■ Element data from apps and pages:
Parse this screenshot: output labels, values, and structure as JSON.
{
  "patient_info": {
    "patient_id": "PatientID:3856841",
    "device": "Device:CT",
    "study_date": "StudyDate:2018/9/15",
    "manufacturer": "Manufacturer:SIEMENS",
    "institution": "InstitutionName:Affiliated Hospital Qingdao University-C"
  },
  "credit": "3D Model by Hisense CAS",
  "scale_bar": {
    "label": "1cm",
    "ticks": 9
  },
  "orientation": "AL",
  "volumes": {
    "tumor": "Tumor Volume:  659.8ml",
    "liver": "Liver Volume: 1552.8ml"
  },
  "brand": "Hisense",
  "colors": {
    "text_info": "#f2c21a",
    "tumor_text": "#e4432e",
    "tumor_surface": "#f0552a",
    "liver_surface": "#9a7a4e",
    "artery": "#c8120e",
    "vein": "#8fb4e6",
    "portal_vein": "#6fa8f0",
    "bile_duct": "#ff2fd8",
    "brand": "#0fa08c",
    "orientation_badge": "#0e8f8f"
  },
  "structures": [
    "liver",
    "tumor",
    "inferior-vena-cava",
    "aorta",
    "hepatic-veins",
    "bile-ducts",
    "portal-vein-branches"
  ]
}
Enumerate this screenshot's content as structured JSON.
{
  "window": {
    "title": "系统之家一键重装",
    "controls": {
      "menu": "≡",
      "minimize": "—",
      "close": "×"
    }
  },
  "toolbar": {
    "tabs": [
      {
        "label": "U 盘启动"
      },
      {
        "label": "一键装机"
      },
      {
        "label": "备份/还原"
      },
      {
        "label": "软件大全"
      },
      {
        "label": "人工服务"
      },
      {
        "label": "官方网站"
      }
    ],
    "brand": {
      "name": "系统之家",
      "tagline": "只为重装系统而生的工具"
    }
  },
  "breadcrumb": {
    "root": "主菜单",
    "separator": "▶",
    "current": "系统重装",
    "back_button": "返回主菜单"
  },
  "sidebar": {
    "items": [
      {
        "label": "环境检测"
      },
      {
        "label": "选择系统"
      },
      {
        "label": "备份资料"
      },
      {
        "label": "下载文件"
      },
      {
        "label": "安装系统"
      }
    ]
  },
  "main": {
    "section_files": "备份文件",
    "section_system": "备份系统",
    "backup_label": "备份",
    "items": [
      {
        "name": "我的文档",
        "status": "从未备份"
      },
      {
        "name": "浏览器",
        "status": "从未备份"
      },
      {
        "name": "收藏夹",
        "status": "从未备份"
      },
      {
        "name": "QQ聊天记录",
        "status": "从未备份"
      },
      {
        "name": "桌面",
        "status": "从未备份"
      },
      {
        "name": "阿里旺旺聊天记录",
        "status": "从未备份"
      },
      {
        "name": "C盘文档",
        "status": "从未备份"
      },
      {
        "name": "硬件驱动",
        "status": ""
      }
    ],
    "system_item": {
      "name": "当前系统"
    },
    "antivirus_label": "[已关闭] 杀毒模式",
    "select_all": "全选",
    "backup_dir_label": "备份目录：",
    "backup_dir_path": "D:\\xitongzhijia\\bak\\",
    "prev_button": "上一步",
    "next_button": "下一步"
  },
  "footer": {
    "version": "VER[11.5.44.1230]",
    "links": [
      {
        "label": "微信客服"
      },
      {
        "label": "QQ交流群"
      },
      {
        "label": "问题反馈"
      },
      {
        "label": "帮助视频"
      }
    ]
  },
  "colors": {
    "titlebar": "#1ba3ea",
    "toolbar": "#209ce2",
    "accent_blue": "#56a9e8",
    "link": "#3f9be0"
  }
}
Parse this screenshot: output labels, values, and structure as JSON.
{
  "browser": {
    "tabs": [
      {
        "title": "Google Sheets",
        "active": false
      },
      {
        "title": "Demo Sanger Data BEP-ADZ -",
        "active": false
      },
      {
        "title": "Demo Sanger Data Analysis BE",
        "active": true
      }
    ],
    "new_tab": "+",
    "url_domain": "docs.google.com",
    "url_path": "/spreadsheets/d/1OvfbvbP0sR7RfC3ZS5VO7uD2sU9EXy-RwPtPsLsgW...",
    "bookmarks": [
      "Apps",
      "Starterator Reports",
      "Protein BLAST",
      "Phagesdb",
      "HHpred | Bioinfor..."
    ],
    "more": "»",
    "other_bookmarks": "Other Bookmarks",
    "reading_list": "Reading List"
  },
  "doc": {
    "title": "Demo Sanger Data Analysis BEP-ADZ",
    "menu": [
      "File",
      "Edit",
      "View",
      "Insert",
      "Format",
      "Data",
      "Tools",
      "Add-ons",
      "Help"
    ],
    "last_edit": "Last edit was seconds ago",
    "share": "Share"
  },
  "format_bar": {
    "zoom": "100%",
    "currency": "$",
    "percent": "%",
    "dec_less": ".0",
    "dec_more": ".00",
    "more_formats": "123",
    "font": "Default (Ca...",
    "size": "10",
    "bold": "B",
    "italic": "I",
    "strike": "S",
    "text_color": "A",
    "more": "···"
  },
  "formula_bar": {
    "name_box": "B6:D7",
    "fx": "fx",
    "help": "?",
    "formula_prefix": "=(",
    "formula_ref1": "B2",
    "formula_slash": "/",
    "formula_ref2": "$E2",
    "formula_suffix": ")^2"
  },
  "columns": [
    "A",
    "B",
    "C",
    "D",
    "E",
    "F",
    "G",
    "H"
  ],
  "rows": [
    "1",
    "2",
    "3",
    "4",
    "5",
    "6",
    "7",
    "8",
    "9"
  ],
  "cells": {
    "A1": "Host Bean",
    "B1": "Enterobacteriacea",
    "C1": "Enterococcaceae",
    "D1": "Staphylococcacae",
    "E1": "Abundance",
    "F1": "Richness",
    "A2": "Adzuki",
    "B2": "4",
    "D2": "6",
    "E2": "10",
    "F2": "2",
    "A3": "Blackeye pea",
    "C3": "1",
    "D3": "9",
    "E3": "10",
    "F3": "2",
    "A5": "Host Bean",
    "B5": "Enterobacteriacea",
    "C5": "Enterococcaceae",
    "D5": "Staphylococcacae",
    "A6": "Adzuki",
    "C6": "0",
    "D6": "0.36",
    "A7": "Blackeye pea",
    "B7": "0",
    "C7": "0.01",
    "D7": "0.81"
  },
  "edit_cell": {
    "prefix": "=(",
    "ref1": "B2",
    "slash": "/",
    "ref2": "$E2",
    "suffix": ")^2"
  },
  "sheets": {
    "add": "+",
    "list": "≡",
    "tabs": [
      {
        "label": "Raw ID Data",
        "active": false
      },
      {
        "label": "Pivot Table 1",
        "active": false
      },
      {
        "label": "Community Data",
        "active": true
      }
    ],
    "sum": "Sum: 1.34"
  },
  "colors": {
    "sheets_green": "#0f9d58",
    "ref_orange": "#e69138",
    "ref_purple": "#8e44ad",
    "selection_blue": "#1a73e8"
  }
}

■ Task description: Reproduce each entry word for word.

■ Your response:
Parse this screenshot: output labels, values, and structure as JSON.
{
  "patient_info": {
    "patient_id": "PatientID:3856841",
    "device": "Device:CT",
    "study_date": "StudyDate:2018/9/15",
    "manufacturer": "Manufacturer:SIEMENS",
    "institution": "InstitutionName:Affiliated Hospital Qingdao University-C"
  },
  "credit": "3D Model by Hisense CAS",
  "scale_bar": {
    "label": "1cm",
    "ticks": 9
  },
  "orientation": "AL",
  "volumes": {
    "tumor": "Tumor Volume:  659.8ml",
    "liver": "Liver Volume: 1552.8ml"
  },
  "brand": "Hisense",
  "colors": {
    "text_info": "#f2c21a",
    "tumor_text": "#e4432e",
    "tumor_surface": "#f0552a",
    "liver_surface": "#9a7a4e",
    "artery": "#c8120e",
    "vein": "#8fb4e6",
    "portal_vein": "#6fa8f0",
    "bile_duct": "#ff2fd8",
    "brand": "#0fa08c",
    "orientation_badge": "#0e8f8f"
  },
  "structures": [
    "liver",
    "tumor",
    "inferior-vena-cava",
    "aorta",
    "hepatic-veins",
    "bile-ducts",
    "portal-vein-branches"
  ]
}
Enumerate this screenshot's content as structured JSON.
{
  "window": {
    "title": "系统之家一键重装",
    "controls": {
      "menu": "≡",
      "minimize": "—",
      "close": "×"
    }
  },
  "toolbar": {
    "tabs": [
      {
        "label": "U 盘启动"
      },
      {
        "label": "一键装机"
      },
      {
        "label": "备份/还原"
      },
      {
        "label": "软件大全"
      },
      {
        "label": "人工服务"
      },
      {
        "label": "官方网站"
      }
    ],
    "brand": {
      "name": "系统之家",
      "tagline": "只为重装系统而生的工具"
    }
  },
  "breadcrumb": {
    "root": "主菜单",
    "separator": "▶",
    "current": "系统重装",
    "back_button": "返回主菜单"
  },
  "sidebar": {
    "items": [
      {
        "label": "环境检测"
      },
      {
        "label": "选择系统"
      },
      {
        "label": "备份资料"
      },
      {
        "label": "下载文件"
      },
      {
        "label": "安装系统"
      }
    ]
  },
  "main": {
    "section_files": "备份文件",
    "section_system": "备份系统",
    "backup_label": "备份",
    "items": [
      {
        "name": "我的文档",
        "status": "从未备份"
      },
      {
        "name": "浏览器",
        "status": "从未备份"
      },
      {
        "name": "收藏夹",
        "status": "从未备份"
      },
      {
        "name": "QQ聊天记录",
        "status": "从未备份"
      },
      {
        "name": "桌面",
        "status": "从未备份"
      },
      {
        "name": "阿里旺旺聊天记录",
        "status": "从未备份"
      },
      {
        "name": "C盘文档",
        "status": "从未备份"
      },
      {
        "name": "硬件驱动",
        "status": ""
      }
    ],
    "system_item": {
      "name": "当前系统"
    },
    "antivirus_label": "[已关闭] 杀毒模式",
    "select_all": "全选",
    "backup_dir_label": "备份目录：",
    "backup_dir_path": "D:\\xitongzhijia\\bak\\",
    "prev_button": "上一步",
    "next_button": "下一步"
  },
  "footer": {
    "version": "VER[11.5.44.1230]",
    "links": [
      {
        "label": "微信客服"
      },
      {
        "label": "QQ交流群"
      },
      {
        "label": "问题反馈"
      },
      {
        "label": "帮助视频"
      }
    ]
  },
  "colors": {
    "titlebar": "#1ba3ea",
    "toolbar": "#209ce2",
    "accent_blue": "#56a9e8",
    "link": "#3f9be0"
  }
}
Parse this screenshot: output labels, values, and structure as JSON.
{
  "browser": {
    "tabs": [
      {
        "title": "Google Sheets",
        "active": false
      },
      {
        "title": "Demo Sanger Data BEP-ADZ -",
        "active": false
      },
      {
        "title": "Demo Sanger Data Analysis BE",
        "active": true
      }
    ],
    "new_tab": "+",
    "url_domain": "docs.google.com",
    "url_path": "/spreadsheets/d/1OvfbvbP0sR7RfC3ZS5VO7uD2sU9EXy-RwPtPsLsgW...",
    "bookmarks": [
      "Apps",
      "Starterator Reports",
      "Protein BLAST",
      "Phagesdb",
      "HHpred | Bioinfor..."
    ],
    "more": "»",
    "other_bookmarks": "Other Bookmarks",
    "reading_list": "Reading List"
  },
  "doc": {
    "title": "Demo Sanger Data Analysis BEP-ADZ",
    "menu": [
      "File",
      "Edit",
      "View",
      "Insert",
      "Format",
      "Data",
      "Tools",
      "Add-ons",
      "Help"
    ],
    "last_edit": "Last edit was seconds ago",
    "share": "Share"
  },
  "format_bar": {
    "zoom": "100%",
    "currency": "$",
    "percent": "%",
    "dec_less": ".0",
    "dec_more": ".00",
    "more_formats": "123",
    "font": "Default (Ca...",
    "size": "10",
    "bold": "B",
    "italic": "I",
    "strike": "S",
    "text_color": "A",
    "more": "···"
  },
  "formula_bar": {
    "name_box": "B6:D7",
    "fx": "fx",
    "help": "?",
    "formula_prefix": "=(",
    "formula_ref1": "B2",
    "formula_slash": "/",
    "formula_ref2": "$E2",
    "formula_suffix": ")^2"
  },
  "columns": [
    "A",
    "B",
    "C",
    "D",
    "E",
    "F",
    "G",
    "H"
  ],
  "rows": [
    "1",
    "2",
    "3",
    "4",
    "5",
    "6",
    "7",
    "8",
    "9"
  ],
  "cells": {
    "A1": "Host Bean",
    "B1": "Enterobacteriacea",
    "C1": "Enterococcaceae",
    "D1": "Staphylococcacae",
    "E1": "Abundance",
    "F1": "Richness",
    "A2": "Adzuki",
    "B2": "4",
    "D2": "6",
    "E2": "10",
    "F2": "2",
    "A3": "Blackeye pea",
    "C3": "1",
    "D3": "9",
    "E3": "10",
    "F3": "2",
    "A5": "Host Bean",
    "B5": "Enterobacteriacea",
    "C5": "Enterococcaceae",
    "D5": "Staphylococcacae",
    "A6": "Adzuki",
    "C6": "0",
    "D6": "0.36",
    "A7": "Blackeye pea",
    "B7": "0",
    "C7": "0.01",
    "D7": "0.81"
  },
  "edit_cell": {
    "prefix": "=(",
    "ref1": "B2",
    "slash": "/",
    "ref2": "$E2",
    "suffix": ")^2"
  },
  "sheets": {
    "add": "+",
    "list": "≡",
    "tabs": [
      {
        "label": "Raw ID Data",
        "active": false
      },
      {
        "label": "Pivot Table 1",
        "active": false
      },
      {
        "label": "Community Data",
        "active": true
      }
    ],
    "sum": "Sum: 1.34"
  },
  "colors": {
    "sheets_green": "#0f9d58",
    "ref_orange": "#e69138",
    "ref_purple": "#8e44ad",
    "selection_blue": "#1a73e8"
  }
}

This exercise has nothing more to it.